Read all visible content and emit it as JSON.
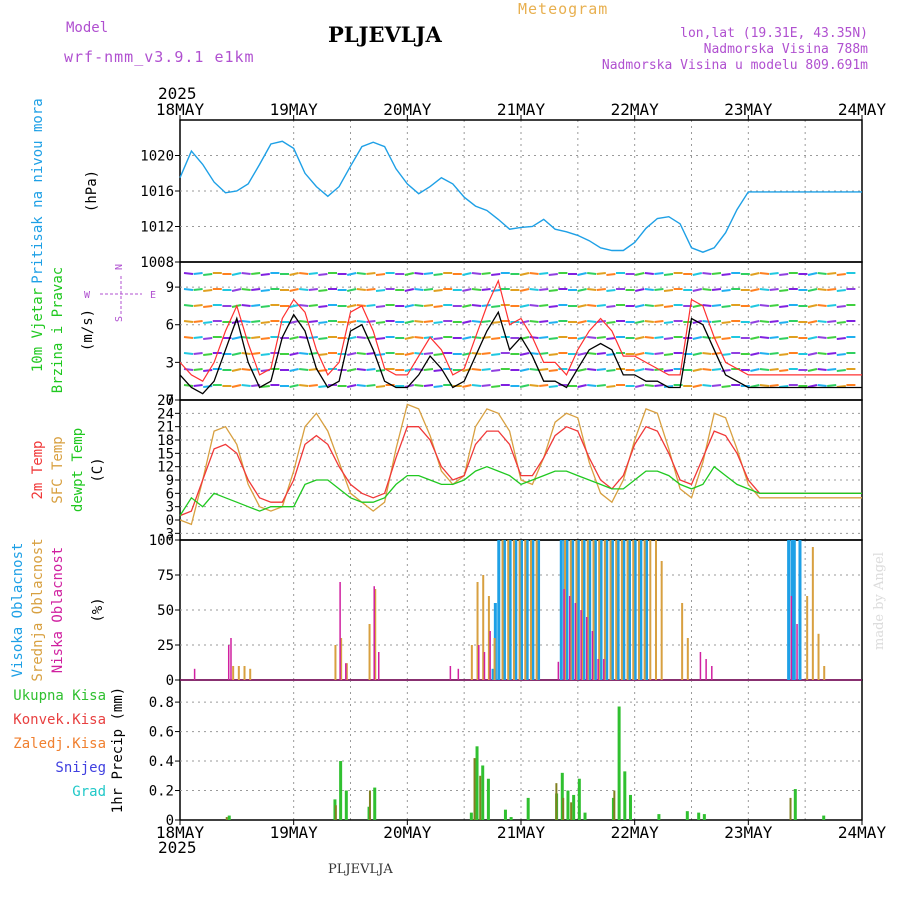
{
  "header": {
    "model_label": "Model",
    "model_name": "wrf-nmm_v3.9.1  e1km",
    "station": "PLJEVLJA",
    "meteogram": "Meteogram",
    "coords": "lon,lat (19.31E, 43.35N)",
    "altitude": "Nadmorska Visina 788m",
    "model_altitude": "Nadmorska Visina u modelu 809.691m",
    "year_top": "2025",
    "year_bottom": "2025",
    "footer_station": "PLJEVLJA",
    "credit": "made by Angel"
  },
  "colors": {
    "pressure": "#1ea0e6",
    "wind_speed": "#000000",
    "gust": "#ff3030",
    "temp2m": "#f03838",
    "sfc_temp": "#d8a040",
    "dewpoint": "#20c820",
    "high_cloud": "#1ea0e6",
    "mid_cloud": "#d8a040",
    "low_cloud": "#d020a0",
    "total_precip": "#30c030",
    "conv_precip": "#e84040",
    "frozen_precip": "#f08030",
    "snow": "#4040e0",
    "hail": "#20c8c8",
    "grid": "#9a9a9a",
    "purple_text": "#b050d0",
    "orange_text": "#e8b050"
  },
  "chart_data": [
    {
      "type": "line",
      "name": "pressure",
      "ylabel_1": "Pritisak na nivou mora",
      "ylabel_2": "(hPa)",
      "ylim": [
        1008,
        1024
      ],
      "yticks": [
        "1008",
        "1012",
        "1016",
        "1020"
      ],
      "x_days": [
        0,
        0.1,
        0.2,
        0.3,
        0.4,
        0.5,
        0.6,
        0.7,
        0.8,
        0.9,
        1.0,
        1.1,
        1.2,
        1.3,
        1.4,
        1.5,
        1.6,
        1.7,
        1.8,
        1.9,
        2.0,
        2.1,
        2.2,
        2.3,
        2.4,
        2.5,
        2.6,
        2.7,
        2.8,
        2.9,
        3.0,
        3.1,
        3.2,
        3.3,
        3.4,
        3.5,
        3.6,
        3.7,
        3.8,
        3.9,
        4.0,
        4.1,
        4.2,
        4.3,
        4.4,
        4.5,
        4.6,
        4.7,
        4.8,
        4.9,
        5.0,
        5.1,
        5.2,
        5.3,
        5.4,
        5.5,
        5.6,
        5.7,
        5.8,
        5.9,
        6.0
      ],
      "values": [
        1017.5,
        1020.5,
        1019.0,
        1017.0,
        1015.8,
        1016.0,
        1016.8,
        1019.0,
        1021.3,
        1021.6,
        1020.8,
        1018.0,
        1016.5,
        1015.4,
        1016.5,
        1018.8,
        1021.0,
        1021.5,
        1021.0,
        1018.5,
        1016.8,
        1015.7,
        1016.5,
        1017.5,
        1016.8,
        1015.3,
        1014.3,
        1013.8,
        1012.8,
        1011.7,
        1011.9,
        1012.0,
        1012.8,
        1011.7,
        1011.4,
        1011.0,
        1010.4,
        1009.6,
        1009.3,
        1009.3,
        1010.2,
        1011.8,
        1012.9,
        1013.1,
        1012.3,
        1009.6,
        1009.1,
        1009.6,
        1011.3,
        1013.9,
        1015.9,
        1015.9,
        1015.9,
        1015.9,
        1015.9,
        1015.9,
        1015.9,
        1015.9,
        1015.9,
        1015.9,
        1015.9
      ]
    },
    {
      "type": "line",
      "name": "wind",
      "ylabel_1": "10m Vjetar",
      "ylabel_2": "Brzina i Pravac",
      "ylabel_3": "(m/s)",
      "compass": [
        "N",
        "W",
        "E",
        "S"
      ],
      "ylim": [
        0,
        11
      ],
      "yticks": [
        "0",
        "3",
        "6",
        "9"
      ],
      "x_days": [
        0,
        0.1,
        0.2,
        0.3,
        0.4,
        0.5,
        0.6,
        0.7,
        0.8,
        0.9,
        1.0,
        1.1,
        1.2,
        1.3,
        1.4,
        1.5,
        1.6,
        1.7,
        1.8,
        1.9,
        2.0,
        2.1,
        2.2,
        2.3,
        2.4,
        2.5,
        2.6,
        2.7,
        2.8,
        2.9,
        3.0,
        3.1,
        3.2,
        3.3,
        3.4,
        3.5,
        3.6,
        3.7,
        3.8,
        3.9,
        4.0,
        4.1,
        4.2,
        4.3,
        4.4,
        4.5,
        4.6,
        4.7,
        4.8,
        4.9,
        5.0,
        5.1,
        5.2,
        5.3,
        5.4,
        5.5,
        5.6,
        5.7,
        5.8,
        5.9,
        6.0
      ],
      "speed": [
        2.0,
        1.0,
        0.5,
        1.5,
        4.0,
        6.5,
        3.0,
        1.0,
        1.5,
        5.0,
        6.8,
        5.5,
        2.5,
        1.0,
        1.5,
        5.5,
        6.0,
        4.0,
        1.5,
        1.0,
        1.0,
        2.0,
        3.5,
        2.5,
        1.0,
        1.5,
        3.5,
        5.5,
        7.0,
        4.0,
        5.0,
        3.5,
        1.5,
        1.5,
        1.0,
        2.5,
        4.0,
        4.5,
        4.0,
        2.0,
        2.0,
        1.5,
        1.5,
        1.0,
        1.0,
        6.5,
        6.0,
        4.0,
        2.0,
        1.5,
        1.0,
        1.0,
        1.0,
        1.0,
        1.0,
        1.0,
        1.0,
        1.0,
        1.0,
        1.0,
        1.0
      ],
      "gust": [
        3.0,
        2.0,
        1.5,
        3.0,
        5.5,
        7.5,
        4.5,
        2.0,
        2.5,
        6.5,
        8.0,
        7.0,
        4.0,
        2.0,
        3.0,
        7.0,
        7.5,
        5.5,
        2.5,
        2.0,
        2.0,
        3.5,
        5.0,
        4.0,
        2.0,
        2.5,
        5.0,
        7.5,
        9.5,
        6.0,
        6.5,
        5.0,
        3.0,
        3.0,
        2.0,
        4.0,
        5.5,
        6.5,
        5.5,
        3.5,
        3.5,
        3.0,
        2.5,
        2.0,
        2.0,
        8.0,
        7.5,
        5.0,
        3.0,
        2.5,
        2.0,
        2.0,
        2.0,
        2.0,
        2.0,
        2.0,
        2.0,
        2.0,
        2.0,
        2.0,
        2.0
      ]
    },
    {
      "type": "line",
      "name": "temperature",
      "ylabel_1": "2m Temp",
      "ylabel_2": "SFC Temp",
      "ylabel_3": "dewpt Temp",
      "ylabel_4": "(C)",
      "ylim": [
        -4.5,
        27
      ],
      "yticks": [
        "-3",
        "0",
        "3",
        "6",
        "9",
        "12",
        "15",
        "18",
        "21",
        "24",
        "27"
      ],
      "x_days": [
        0,
        0.1,
        0.2,
        0.3,
        0.4,
        0.5,
        0.6,
        0.7,
        0.8,
        0.9,
        1.0,
        1.1,
        1.2,
        1.3,
        1.4,
        1.5,
        1.6,
        1.7,
        1.8,
        1.9,
        2.0,
        2.1,
        2.2,
        2.3,
        2.4,
        2.5,
        2.6,
        2.7,
        2.8,
        2.9,
        3.0,
        3.1,
        3.2,
        3.3,
        3.4,
        3.5,
        3.6,
        3.7,
        3.8,
        3.9,
        4.0,
        4.1,
        4.2,
        4.3,
        4.4,
        4.5,
        4.6,
        4.7,
        4.8,
        4.9,
        5.0,
        5.1,
        5.2,
        5.3,
        5.4,
        5.5,
        5.6,
        5.7,
        5.8,
        5.9,
        6.0
      ],
      "t2m": [
        1,
        2,
        9,
        16,
        17,
        15,
        9,
        5,
        4,
        4,
        9,
        17,
        19,
        17,
        12,
        8,
        6,
        5,
        6,
        14,
        21,
        21,
        18,
        12,
        9,
        10,
        17,
        20,
        20,
        17,
        10,
        10,
        14,
        19,
        21,
        20,
        14,
        9,
        7,
        10,
        17,
        21,
        20,
        15,
        9,
        8,
        14,
        20,
        19,
        15,
        9,
        6,
        6,
        6,
        6,
        6,
        6,
        6,
        6,
        6,
        6
      ],
      "sfc": [
        0,
        -1,
        9,
        20,
        21,
        17,
        8,
        3,
        2,
        3,
        11,
        21,
        24,
        20,
        13,
        6,
        4,
        2,
        4,
        16,
        26,
        25,
        19,
        11,
        8,
        10,
        21,
        25,
        24,
        20,
        9,
        8,
        14,
        22,
        24,
        23,
        13,
        6,
        4,
        9,
        18,
        25,
        24,
        16,
        7,
        5,
        13,
        24,
        23,
        16,
        8,
        5,
        5,
        5,
        5,
        5,
        5,
        5,
        5,
        5,
        5
      ],
      "dew": [
        1,
        5,
        3,
        6,
        5,
        4,
        3,
        2,
        3,
        3,
        3,
        8,
        9,
        9,
        7,
        5,
        4,
        4,
        5,
        8,
        10,
        10,
        9,
        8,
        8,
        9,
        11,
        12,
        11,
        10,
        8,
        9,
        10,
        11,
        11,
        10,
        9,
        8,
        7,
        7,
        9,
        11,
        11,
        10,
        8,
        7,
        8,
        12,
        10,
        8,
        7,
        6,
        6,
        6,
        6,
        6,
        6,
        6,
        6,
        6,
        6
      ]
    },
    {
      "type": "bar",
      "name": "clouds",
      "ylabel_1": "Visoka Oblacnost",
      "ylabel_2": "Srednja Oblacnost",
      "ylabel_3": "Niska Oblacnost",
      "ylabel_4": "(%)",
      "ylim": [
        0,
        100
      ],
      "yticks": [
        "0",
        "25",
        "50",
        "75",
        "100"
      ],
      "high": [
        [
          2.75,
          8
        ],
        [
          2.77,
          55
        ],
        [
          2.8,
          100
        ],
        [
          2.85,
          100
        ],
        [
          2.9,
          100
        ],
        [
          2.95,
          100
        ],
        [
          3.0,
          100
        ],
        [
          3.05,
          100
        ],
        [
          3.1,
          100
        ],
        [
          3.15,
          100
        ],
        [
          3.35,
          100
        ],
        [
          3.38,
          100
        ],
        [
          3.4,
          100
        ],
        [
          3.45,
          100
        ],
        [
          3.5,
          100
        ],
        [
          3.55,
          100
        ],
        [
          3.6,
          100
        ],
        [
          3.65,
          100
        ],
        [
          3.7,
          100
        ],
        [
          3.75,
          100
        ],
        [
          3.8,
          100
        ],
        [
          3.85,
          100
        ],
        [
          3.9,
          100
        ],
        [
          3.95,
          100
        ],
        [
          4.0,
          100
        ],
        [
          4.05,
          100
        ],
        [
          4.1,
          100
        ],
        [
          5.35,
          100
        ],
        [
          5.38,
          100
        ],
        [
          5.4,
          100
        ],
        [
          5.45,
          100
        ]
      ],
      "mid": [
        [
          0.45,
          10
        ],
        [
          0.5,
          10
        ],
        [
          0.55,
          10
        ],
        [
          0.6,
          8
        ],
        [
          1.35,
          25
        ],
        [
          1.4,
          30
        ],
        [
          1.45,
          12
        ],
        [
          1.65,
          40
        ],
        [
          1.7,
          65
        ],
        [
          2.55,
          25
        ],
        [
          2.6,
          70
        ],
        [
          2.65,
          75
        ],
        [
          2.7,
          60
        ],
        [
          2.75,
          30
        ],
        [
          2.82,
          100
        ],
        [
          2.87,
          100
        ],
        [
          2.92,
          100
        ],
        [
          2.97,
          100
        ],
        [
          3.02,
          100
        ],
        [
          3.07,
          100
        ],
        [
          3.12,
          100
        ],
        [
          3.37,
          100
        ],
        [
          3.42,
          100
        ],
        [
          3.47,
          100
        ],
        [
          3.52,
          100
        ],
        [
          3.57,
          100
        ],
        [
          3.62,
          100
        ],
        [
          3.67,
          100
        ],
        [
          3.72,
          100
        ],
        [
          3.77,
          100
        ],
        [
          3.82,
          100
        ],
        [
          3.87,
          100
        ],
        [
          3.92,
          100
        ],
        [
          3.97,
          100
        ],
        [
          4.02,
          100
        ],
        [
          4.07,
          100
        ],
        [
          4.12,
          100
        ],
        [
          4.17,
          100
        ],
        [
          4.22,
          85
        ],
        [
          4.4,
          55
        ],
        [
          4.45,
          30
        ],
        [
          5.5,
          60
        ],
        [
          5.55,
          95
        ],
        [
          5.6,
          33
        ],
        [
          5.65,
          10
        ]
      ],
      "low": [
        [
          0.1,
          8
        ],
        [
          0.4,
          25
        ],
        [
          0.42,
          30
        ],
        [
          1.38,
          70
        ],
        [
          1.43,
          12
        ],
        [
          1.68,
          67
        ],
        [
          1.72,
          20
        ],
        [
          2.35,
          10
        ],
        [
          2.42,
          8
        ],
        [
          2.6,
          25
        ],
        [
          2.65,
          20
        ],
        [
          2.7,
          35
        ],
        [
          3.3,
          13
        ],
        [
          3.35,
          65
        ],
        [
          3.4,
          60
        ],
        [
          3.45,
          55
        ],
        [
          3.5,
          50
        ],
        [
          3.55,
          45
        ],
        [
          3.6,
          35
        ],
        [
          3.65,
          15
        ],
        [
          3.7,
          15
        ],
        [
          4.55,
          20
        ],
        [
          4.6,
          15
        ],
        [
          4.65,
          10
        ],
        [
          5.35,
          60
        ],
        [
          5.4,
          40
        ]
      ]
    },
    {
      "type": "bar",
      "name": "precipitation",
      "legend": [
        "Ukupna Kisa",
        "Konvek.Kisa",
        "Zaledj.Kisa",
        "Snijeg",
        "Grad"
      ],
      "ylabel": "1hr Precip (mm)",
      "ylim": [
        0,
        0.95
      ],
      "yticks": [
        "0",
        "0.2",
        "0.4",
        "0.6",
        "0.8"
      ],
      "total": [
        [
          0.42,
          0.03
        ],
        [
          1.35,
          0.14
        ],
        [
          1.4,
          0.4
        ],
        [
          1.45,
          0.2
        ],
        [
          1.65,
          0.09
        ],
        [
          1.7,
          0.22
        ],
        [
          2.55,
          0.05
        ],
        [
          2.6,
          0.5
        ],
        [
          2.65,
          0.37
        ],
        [
          2.7,
          0.28
        ],
        [
          2.85,
          0.07
        ],
        [
          2.9,
          0.02
        ],
        [
          3.05,
          0.15
        ],
        [
          3.3,
          0.18
        ],
        [
          3.35,
          0.32
        ],
        [
          3.4,
          0.2
        ],
        [
          3.45,
          0.17
        ],
        [
          3.5,
          0.28
        ],
        [
          3.55,
          0.05
        ],
        [
          3.8,
          0.15
        ],
        [
          3.85,
          0.77
        ],
        [
          3.9,
          0.33
        ],
        [
          3.95,
          0.17
        ],
        [
          4.2,
          0.04
        ],
        [
          4.45,
          0.06
        ],
        [
          4.55,
          0.05
        ],
        [
          4.6,
          0.04
        ],
        [
          5.4,
          0.21
        ],
        [
          5.65,
          0.03
        ]
      ],
      "conv": [
        [
          0.42,
          0.02
        ],
        [
          1.38,
          0.1
        ],
        [
          1.68,
          0.2
        ],
        [
          2.6,
          0.42
        ],
        [
          2.65,
          0.3
        ],
        [
          3.32,
          0.25
        ],
        [
          3.38,
          0.15
        ],
        [
          3.45,
          0.12
        ],
        [
          3.83,
          0.2
        ],
        [
          5.38,
          0.15
        ]
      ]
    }
  ],
  "x_axis": {
    "labels": [
      "18MAY",
      "19MAY",
      "20MAY",
      "21MAY",
      "22MAY",
      "23MAY",
      "24MAY"
    ]
  }
}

» **GOAL**
Search the material above for "Oblacnost". Pull out each line where it shows up.

» **FINISHED ANSWER**
      "ylabel_1": "Visoka Oblacnost",
      "ylabel_2": "Srednja Oblacnost",
      "ylabel_3": "Niska Oblacnost",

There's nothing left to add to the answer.